Work to be completed
List all lines of the data that include the string "Tampa".

Available records
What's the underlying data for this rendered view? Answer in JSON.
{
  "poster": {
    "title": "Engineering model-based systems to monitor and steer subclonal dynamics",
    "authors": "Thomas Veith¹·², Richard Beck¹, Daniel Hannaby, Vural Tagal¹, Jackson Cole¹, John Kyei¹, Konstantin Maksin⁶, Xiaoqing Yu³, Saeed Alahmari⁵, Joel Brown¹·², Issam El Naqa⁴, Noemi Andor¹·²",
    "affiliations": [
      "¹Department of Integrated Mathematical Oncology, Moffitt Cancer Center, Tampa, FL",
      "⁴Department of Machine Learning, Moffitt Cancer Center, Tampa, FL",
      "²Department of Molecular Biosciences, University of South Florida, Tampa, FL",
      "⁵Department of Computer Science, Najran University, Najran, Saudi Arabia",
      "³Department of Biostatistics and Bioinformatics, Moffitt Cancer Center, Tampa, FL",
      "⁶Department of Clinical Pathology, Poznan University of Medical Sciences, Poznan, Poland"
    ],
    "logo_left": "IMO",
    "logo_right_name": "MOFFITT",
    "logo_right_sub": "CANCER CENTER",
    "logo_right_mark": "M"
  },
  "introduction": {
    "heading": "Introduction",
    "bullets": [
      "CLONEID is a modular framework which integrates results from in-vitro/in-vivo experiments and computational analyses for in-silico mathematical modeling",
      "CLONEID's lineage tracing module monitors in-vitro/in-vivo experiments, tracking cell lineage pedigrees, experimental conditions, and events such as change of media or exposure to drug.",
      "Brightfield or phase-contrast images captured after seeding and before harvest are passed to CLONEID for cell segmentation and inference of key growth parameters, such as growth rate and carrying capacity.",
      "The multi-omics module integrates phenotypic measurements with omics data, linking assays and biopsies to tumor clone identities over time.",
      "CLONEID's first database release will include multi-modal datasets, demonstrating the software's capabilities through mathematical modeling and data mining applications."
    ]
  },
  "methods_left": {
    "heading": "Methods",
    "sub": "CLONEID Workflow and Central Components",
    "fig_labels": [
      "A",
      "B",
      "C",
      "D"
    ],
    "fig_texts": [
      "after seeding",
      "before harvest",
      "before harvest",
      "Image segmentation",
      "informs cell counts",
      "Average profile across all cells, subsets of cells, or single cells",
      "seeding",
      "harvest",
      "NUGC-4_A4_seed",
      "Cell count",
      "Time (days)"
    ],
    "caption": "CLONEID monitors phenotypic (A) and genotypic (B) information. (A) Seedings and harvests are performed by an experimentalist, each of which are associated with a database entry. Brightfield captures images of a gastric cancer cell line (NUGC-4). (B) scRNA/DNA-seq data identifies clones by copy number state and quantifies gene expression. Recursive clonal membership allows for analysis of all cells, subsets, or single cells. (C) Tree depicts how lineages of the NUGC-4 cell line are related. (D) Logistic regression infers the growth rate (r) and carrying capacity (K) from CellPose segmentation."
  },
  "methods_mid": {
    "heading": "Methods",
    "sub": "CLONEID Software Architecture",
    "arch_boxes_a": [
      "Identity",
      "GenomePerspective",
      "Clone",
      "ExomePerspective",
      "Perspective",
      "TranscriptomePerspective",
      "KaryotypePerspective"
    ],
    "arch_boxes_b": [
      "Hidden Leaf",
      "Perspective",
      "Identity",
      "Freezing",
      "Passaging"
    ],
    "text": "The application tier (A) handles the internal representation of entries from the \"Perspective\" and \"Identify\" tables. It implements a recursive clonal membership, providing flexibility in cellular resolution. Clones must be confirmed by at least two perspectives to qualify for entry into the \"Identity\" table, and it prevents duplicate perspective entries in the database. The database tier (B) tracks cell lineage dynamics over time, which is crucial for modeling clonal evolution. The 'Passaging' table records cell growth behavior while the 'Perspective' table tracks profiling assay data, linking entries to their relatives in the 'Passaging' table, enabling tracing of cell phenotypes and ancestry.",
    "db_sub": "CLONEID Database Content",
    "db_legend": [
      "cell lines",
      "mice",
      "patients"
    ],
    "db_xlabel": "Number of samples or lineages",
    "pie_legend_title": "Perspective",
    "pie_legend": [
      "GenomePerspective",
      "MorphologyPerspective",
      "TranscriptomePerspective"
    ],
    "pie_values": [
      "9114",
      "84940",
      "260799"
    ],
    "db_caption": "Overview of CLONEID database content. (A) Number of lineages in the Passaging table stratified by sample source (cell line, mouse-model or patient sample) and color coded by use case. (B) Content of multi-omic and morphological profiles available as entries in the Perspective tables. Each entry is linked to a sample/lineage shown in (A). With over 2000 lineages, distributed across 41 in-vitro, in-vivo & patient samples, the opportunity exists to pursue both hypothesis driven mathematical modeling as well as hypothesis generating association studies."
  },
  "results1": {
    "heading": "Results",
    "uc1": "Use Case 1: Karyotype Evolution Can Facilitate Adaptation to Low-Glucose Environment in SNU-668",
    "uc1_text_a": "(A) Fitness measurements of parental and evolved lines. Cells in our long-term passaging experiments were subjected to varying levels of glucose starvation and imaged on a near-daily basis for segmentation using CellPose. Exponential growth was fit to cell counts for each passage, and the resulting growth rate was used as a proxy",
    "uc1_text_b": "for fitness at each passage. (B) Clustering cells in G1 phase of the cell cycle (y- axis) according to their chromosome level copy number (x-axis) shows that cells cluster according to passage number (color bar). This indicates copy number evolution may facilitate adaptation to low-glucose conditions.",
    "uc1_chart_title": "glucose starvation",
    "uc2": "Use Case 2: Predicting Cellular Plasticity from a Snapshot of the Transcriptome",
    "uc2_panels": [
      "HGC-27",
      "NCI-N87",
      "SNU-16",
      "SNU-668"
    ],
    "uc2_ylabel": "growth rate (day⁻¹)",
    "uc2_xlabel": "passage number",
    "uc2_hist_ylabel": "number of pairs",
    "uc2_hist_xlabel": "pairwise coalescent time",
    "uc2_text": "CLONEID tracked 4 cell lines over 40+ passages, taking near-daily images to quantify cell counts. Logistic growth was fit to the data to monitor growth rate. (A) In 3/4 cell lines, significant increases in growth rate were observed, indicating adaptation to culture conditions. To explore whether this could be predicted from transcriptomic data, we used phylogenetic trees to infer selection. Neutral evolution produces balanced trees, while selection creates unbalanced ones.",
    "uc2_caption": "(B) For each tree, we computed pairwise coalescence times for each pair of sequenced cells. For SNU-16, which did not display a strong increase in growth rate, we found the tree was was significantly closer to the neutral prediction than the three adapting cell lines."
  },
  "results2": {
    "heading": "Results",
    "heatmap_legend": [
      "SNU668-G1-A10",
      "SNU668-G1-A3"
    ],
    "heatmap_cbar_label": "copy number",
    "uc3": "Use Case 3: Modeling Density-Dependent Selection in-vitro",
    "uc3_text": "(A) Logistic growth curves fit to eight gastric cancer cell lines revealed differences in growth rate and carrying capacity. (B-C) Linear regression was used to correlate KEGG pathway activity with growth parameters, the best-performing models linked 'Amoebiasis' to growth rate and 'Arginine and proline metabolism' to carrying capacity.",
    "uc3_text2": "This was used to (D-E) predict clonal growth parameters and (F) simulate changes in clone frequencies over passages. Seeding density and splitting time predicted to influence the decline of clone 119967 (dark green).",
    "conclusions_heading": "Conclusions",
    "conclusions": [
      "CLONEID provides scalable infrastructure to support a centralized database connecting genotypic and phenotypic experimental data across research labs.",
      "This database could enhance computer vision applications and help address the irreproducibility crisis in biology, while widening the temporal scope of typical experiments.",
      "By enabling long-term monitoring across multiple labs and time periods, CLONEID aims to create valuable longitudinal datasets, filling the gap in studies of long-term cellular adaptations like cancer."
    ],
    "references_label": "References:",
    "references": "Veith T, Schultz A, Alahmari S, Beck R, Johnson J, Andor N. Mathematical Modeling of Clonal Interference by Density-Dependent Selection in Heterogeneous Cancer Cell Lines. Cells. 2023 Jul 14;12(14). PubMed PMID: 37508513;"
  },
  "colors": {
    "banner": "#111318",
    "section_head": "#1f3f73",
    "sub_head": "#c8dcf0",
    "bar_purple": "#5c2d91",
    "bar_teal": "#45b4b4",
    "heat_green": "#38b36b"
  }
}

Exercise solution
      "¹Department of Integrated Mathematical Oncology, Moffitt Cancer Center, Tampa, FL",
      "⁴Department of Machine Learning, Moffitt Cancer Center, Tampa, FL",
      "²Department of Molecular Biosciences, University of South Florida, Tampa, FL",
      "³Department of Biostatistics and Bioinformatics, Moffitt Cancer Center, Tampa, FL",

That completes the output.